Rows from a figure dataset
+ + + +

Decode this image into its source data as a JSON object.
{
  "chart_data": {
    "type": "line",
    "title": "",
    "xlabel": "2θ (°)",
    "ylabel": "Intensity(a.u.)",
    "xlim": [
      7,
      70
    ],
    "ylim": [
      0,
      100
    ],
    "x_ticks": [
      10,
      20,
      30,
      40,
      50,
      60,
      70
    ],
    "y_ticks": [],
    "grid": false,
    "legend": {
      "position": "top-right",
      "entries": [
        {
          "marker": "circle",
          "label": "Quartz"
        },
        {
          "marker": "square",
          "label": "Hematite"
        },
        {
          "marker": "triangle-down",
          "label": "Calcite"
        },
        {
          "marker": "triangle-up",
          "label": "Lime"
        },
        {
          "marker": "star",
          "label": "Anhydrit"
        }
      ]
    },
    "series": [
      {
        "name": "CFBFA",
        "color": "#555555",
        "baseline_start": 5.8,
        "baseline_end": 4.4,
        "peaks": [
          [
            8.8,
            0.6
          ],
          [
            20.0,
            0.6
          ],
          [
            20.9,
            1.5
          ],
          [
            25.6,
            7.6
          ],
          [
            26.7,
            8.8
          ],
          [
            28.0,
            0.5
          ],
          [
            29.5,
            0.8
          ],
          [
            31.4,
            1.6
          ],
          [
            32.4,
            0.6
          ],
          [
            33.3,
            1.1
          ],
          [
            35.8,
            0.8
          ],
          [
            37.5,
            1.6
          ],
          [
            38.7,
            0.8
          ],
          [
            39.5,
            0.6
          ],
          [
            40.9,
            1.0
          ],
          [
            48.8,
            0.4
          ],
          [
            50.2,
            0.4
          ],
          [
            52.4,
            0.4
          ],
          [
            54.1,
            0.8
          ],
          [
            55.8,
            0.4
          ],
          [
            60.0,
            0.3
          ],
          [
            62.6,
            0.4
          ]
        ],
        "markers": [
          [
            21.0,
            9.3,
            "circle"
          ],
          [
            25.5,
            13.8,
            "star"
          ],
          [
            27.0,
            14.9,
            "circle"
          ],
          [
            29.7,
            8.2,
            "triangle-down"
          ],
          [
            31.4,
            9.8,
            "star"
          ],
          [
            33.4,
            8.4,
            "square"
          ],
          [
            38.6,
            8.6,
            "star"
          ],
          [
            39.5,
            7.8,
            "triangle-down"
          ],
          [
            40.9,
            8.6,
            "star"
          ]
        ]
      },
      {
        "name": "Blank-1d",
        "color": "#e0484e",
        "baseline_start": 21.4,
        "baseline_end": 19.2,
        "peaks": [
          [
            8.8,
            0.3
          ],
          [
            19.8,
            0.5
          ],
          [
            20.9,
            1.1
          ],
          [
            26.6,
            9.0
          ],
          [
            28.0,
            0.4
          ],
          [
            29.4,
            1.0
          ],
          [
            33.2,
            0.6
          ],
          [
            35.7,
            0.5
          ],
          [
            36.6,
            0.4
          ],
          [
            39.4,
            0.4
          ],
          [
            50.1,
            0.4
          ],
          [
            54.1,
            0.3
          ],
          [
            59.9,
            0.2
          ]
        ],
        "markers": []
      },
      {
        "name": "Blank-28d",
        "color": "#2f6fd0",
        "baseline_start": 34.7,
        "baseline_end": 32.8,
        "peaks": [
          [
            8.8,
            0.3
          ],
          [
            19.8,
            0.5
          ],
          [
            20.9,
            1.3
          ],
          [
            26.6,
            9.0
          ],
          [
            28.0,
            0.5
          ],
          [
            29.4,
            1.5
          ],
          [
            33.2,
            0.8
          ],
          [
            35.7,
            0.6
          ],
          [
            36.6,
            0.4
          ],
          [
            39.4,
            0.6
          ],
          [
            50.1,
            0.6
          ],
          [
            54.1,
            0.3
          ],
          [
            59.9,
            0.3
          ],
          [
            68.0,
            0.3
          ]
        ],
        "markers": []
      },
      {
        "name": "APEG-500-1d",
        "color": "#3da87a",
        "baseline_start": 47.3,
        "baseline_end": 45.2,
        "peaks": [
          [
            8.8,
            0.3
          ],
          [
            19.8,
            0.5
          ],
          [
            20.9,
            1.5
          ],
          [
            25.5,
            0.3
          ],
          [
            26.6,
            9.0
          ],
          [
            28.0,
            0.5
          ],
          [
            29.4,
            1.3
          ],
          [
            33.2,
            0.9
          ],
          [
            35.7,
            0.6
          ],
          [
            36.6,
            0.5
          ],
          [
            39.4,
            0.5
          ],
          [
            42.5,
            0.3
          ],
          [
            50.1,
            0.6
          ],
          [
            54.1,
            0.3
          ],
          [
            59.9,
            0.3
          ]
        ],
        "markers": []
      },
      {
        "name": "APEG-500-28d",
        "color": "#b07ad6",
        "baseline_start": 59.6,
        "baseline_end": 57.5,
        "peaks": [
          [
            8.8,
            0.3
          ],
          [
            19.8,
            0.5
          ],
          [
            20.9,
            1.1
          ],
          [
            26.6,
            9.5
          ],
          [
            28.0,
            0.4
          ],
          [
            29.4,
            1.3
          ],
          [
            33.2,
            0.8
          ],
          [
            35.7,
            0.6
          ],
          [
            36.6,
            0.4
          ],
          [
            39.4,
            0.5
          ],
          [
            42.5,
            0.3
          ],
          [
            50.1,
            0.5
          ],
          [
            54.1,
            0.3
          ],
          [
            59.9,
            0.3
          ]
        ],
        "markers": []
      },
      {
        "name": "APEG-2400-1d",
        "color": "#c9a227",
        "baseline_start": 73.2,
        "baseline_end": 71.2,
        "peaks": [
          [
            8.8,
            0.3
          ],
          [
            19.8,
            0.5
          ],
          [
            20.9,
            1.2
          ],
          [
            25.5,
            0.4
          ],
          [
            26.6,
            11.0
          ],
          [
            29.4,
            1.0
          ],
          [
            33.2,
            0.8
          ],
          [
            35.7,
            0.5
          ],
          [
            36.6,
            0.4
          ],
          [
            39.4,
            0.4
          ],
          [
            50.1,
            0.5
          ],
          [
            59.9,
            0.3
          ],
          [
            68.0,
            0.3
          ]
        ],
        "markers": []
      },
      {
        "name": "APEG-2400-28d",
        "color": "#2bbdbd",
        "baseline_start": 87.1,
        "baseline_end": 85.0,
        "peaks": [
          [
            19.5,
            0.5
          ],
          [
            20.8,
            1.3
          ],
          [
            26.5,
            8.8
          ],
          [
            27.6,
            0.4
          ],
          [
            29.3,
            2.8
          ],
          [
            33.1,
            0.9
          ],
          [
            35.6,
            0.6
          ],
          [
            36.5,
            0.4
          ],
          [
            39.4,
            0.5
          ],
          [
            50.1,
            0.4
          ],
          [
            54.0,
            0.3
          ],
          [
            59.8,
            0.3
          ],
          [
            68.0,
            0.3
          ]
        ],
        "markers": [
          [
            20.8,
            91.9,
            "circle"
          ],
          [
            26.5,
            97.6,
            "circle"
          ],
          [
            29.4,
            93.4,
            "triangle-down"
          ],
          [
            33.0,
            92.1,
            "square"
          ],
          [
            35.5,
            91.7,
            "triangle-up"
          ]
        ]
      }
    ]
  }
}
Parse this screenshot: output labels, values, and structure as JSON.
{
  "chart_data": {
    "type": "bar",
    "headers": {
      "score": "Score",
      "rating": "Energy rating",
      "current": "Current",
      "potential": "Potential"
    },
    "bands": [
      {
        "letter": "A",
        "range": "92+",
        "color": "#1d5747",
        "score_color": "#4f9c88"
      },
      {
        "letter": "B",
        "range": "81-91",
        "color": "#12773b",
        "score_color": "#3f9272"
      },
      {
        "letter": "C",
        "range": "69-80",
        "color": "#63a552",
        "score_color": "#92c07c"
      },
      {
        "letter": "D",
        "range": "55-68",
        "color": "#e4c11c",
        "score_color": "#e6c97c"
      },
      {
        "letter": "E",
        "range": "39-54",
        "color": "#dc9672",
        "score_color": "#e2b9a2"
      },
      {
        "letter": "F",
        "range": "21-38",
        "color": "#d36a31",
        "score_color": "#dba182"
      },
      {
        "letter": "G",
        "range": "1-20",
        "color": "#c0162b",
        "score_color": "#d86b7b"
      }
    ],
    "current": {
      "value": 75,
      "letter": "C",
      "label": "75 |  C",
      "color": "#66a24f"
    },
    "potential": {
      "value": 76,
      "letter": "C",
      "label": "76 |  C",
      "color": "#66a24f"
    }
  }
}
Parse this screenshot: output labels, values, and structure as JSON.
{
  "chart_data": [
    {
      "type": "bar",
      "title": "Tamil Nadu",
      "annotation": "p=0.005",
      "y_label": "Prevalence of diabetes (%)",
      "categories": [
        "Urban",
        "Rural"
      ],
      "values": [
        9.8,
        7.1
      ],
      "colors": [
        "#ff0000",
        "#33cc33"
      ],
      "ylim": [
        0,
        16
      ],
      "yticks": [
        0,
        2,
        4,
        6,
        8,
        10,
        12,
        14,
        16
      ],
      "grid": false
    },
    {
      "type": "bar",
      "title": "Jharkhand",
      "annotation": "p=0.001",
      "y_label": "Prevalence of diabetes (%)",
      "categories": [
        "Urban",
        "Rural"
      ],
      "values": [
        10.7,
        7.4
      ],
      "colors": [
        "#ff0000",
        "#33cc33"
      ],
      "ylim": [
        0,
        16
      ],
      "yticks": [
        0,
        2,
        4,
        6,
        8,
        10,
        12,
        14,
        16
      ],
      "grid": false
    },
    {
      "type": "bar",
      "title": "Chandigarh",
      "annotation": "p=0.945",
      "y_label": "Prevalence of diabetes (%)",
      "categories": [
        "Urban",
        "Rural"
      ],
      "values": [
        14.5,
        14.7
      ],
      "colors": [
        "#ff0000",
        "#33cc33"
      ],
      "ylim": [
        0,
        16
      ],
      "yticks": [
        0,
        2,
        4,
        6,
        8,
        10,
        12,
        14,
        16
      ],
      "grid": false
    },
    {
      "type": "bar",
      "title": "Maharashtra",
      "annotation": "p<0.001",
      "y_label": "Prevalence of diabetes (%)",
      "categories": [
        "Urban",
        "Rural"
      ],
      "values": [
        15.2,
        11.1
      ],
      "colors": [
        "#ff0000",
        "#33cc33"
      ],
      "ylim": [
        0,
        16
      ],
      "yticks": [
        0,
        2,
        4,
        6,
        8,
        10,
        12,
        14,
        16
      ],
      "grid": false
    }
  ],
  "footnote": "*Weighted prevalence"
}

+ + + +

Written instruction
Find every line that has "title" in it, then return those lines.

Response to this task
    "title": "",
      "title": "Tamil Nadu",
      "title": "Jharkhand",
      "title": "Chandigarh",
      "title": "Maharashtra",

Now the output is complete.